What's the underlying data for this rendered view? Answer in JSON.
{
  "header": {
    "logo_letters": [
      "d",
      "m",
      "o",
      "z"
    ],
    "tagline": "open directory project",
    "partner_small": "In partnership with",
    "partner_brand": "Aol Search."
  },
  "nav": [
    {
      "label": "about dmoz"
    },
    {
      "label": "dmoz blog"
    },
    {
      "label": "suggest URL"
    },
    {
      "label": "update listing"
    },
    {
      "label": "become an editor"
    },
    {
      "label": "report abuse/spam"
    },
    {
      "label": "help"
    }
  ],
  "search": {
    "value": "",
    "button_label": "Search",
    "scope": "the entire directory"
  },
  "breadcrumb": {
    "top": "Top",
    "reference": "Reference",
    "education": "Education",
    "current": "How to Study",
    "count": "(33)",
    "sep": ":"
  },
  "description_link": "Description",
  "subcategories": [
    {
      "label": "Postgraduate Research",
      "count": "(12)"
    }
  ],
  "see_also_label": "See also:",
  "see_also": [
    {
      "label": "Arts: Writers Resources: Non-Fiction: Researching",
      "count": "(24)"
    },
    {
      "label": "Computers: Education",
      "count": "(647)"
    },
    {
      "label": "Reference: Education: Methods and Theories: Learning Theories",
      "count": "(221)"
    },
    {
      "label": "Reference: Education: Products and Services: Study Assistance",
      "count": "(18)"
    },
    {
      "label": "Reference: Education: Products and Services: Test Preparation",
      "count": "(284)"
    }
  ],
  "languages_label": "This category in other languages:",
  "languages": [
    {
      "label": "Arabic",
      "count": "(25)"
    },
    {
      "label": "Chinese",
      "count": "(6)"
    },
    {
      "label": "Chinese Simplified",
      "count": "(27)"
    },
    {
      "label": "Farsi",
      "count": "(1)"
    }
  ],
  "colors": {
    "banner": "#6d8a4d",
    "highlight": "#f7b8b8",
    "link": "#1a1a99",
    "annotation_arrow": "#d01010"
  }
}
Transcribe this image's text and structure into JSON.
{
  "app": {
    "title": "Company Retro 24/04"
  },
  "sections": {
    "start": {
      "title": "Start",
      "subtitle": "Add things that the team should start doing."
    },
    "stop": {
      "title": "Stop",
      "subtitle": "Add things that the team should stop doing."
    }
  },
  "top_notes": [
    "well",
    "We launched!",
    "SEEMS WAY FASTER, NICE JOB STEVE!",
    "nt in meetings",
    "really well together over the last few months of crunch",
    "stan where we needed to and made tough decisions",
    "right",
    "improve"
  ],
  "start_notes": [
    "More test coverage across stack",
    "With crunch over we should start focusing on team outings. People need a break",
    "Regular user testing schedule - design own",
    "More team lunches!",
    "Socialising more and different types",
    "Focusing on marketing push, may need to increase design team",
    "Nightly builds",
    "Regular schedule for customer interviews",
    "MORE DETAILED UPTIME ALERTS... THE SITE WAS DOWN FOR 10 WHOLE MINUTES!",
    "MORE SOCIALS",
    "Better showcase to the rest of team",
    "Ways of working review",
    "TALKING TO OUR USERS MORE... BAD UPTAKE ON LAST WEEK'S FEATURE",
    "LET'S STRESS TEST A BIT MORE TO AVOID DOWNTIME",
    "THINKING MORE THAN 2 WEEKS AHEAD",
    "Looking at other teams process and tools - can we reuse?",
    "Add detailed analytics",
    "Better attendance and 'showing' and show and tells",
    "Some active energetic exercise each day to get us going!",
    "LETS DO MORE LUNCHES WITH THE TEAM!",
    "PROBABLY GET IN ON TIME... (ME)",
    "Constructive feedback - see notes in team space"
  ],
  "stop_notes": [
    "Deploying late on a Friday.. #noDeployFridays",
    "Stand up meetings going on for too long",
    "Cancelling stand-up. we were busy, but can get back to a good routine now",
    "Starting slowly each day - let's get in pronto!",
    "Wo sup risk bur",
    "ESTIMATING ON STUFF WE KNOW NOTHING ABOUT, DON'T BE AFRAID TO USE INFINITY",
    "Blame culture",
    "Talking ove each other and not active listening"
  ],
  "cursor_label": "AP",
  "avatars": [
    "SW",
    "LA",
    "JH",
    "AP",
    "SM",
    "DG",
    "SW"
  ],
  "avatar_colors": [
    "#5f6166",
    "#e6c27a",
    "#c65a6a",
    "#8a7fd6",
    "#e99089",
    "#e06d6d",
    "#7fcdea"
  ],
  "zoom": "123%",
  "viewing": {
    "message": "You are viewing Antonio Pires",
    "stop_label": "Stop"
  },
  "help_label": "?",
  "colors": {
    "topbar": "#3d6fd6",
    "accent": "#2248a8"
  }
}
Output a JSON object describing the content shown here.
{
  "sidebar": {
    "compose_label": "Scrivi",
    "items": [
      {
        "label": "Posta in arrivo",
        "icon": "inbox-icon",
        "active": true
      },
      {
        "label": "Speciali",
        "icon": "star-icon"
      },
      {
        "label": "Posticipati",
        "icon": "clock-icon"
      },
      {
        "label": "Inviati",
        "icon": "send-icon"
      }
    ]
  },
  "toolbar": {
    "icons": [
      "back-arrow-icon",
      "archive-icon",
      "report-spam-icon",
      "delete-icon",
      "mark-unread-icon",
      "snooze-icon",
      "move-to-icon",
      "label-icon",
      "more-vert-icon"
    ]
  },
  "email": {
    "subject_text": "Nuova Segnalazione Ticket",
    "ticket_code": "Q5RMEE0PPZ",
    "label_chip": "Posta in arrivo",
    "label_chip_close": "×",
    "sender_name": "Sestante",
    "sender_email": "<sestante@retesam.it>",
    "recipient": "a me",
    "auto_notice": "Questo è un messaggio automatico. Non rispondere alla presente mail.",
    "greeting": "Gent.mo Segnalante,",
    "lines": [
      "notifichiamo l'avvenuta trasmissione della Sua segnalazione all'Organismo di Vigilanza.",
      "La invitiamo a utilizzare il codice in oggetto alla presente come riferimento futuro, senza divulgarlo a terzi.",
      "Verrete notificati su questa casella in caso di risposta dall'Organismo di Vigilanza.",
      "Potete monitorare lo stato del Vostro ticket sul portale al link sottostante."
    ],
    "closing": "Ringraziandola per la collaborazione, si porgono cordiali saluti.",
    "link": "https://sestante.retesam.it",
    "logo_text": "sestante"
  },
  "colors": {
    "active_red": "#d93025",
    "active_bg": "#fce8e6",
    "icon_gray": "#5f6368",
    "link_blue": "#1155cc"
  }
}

• Written problem: How many of these lines contain "count"? Write only the number.

• Full answer: 11